--- Begin Material shown ---

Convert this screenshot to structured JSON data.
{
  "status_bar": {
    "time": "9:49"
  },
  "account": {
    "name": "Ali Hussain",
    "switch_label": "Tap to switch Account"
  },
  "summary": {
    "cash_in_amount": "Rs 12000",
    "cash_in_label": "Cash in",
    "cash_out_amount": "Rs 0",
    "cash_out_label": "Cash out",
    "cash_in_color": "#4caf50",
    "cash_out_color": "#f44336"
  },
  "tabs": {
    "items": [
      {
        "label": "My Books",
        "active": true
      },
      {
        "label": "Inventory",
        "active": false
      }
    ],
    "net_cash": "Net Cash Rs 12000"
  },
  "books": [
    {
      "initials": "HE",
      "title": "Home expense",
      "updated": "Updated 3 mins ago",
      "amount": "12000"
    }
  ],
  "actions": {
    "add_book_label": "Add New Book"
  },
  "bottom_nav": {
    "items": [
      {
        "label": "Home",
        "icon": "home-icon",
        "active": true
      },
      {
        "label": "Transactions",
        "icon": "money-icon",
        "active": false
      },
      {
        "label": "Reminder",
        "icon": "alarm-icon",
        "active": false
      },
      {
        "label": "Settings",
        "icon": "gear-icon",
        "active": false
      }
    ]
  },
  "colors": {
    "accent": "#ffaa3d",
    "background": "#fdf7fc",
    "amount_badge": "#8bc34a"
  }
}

--- End Material shown ---

▶ [Written request]: Repeat each record exactly, leaving nothing out.

▶ [Full response]:
Convert this screenshot to structured JSON data.
{
  "status_bar": {
    "time": "9:49"
  },
  "account": {
    "name": "Ali Hussain",
    "switch_label": "Tap to switch Account"
  },
  "summary": {
    "cash_in_amount": "Rs 12000",
    "cash_in_label": "Cash in",
    "cash_out_amount": "Rs 0",
    "cash_out_label": "Cash out",
    "cash_in_color": "#4caf50",
    "cash_out_color": "#f44336"
  },
  "tabs": {
    "items": [
      {
        "label": "My Books",
        "active": true
      },
      {
        "label": "Inventory",
        "active": false
      }
    ],
    "net_cash": "Net Cash Rs 12000"
  },
  "books": [
    {
      "initials": "HE",
      "title": "Home expense",
      "updated": "Updated 3 mins ago",
      "amount": "12000"
    }
  ],
  "actions": {
    "add_book_label": "Add New Book"
  },
  "bottom_nav": {
    "items": [
      {
        "label": "Home",
        "icon": "home-icon",
        "active": true
      },
      {
        "label": "Transactions",
        "icon": "money-icon",
        "active": false
      },
      {
        "label": "Reminder",
        "icon": "alarm-icon",
        "active": false
      },
      {
        "label": "Settings",
        "icon": "gear-icon",
        "active": false
      }
    ]
  },
  "colors": {
    "accent": "#ffaa3d",
    "background": "#fdf7fc",
    "amount_badge": "#8bc34a"
  }
}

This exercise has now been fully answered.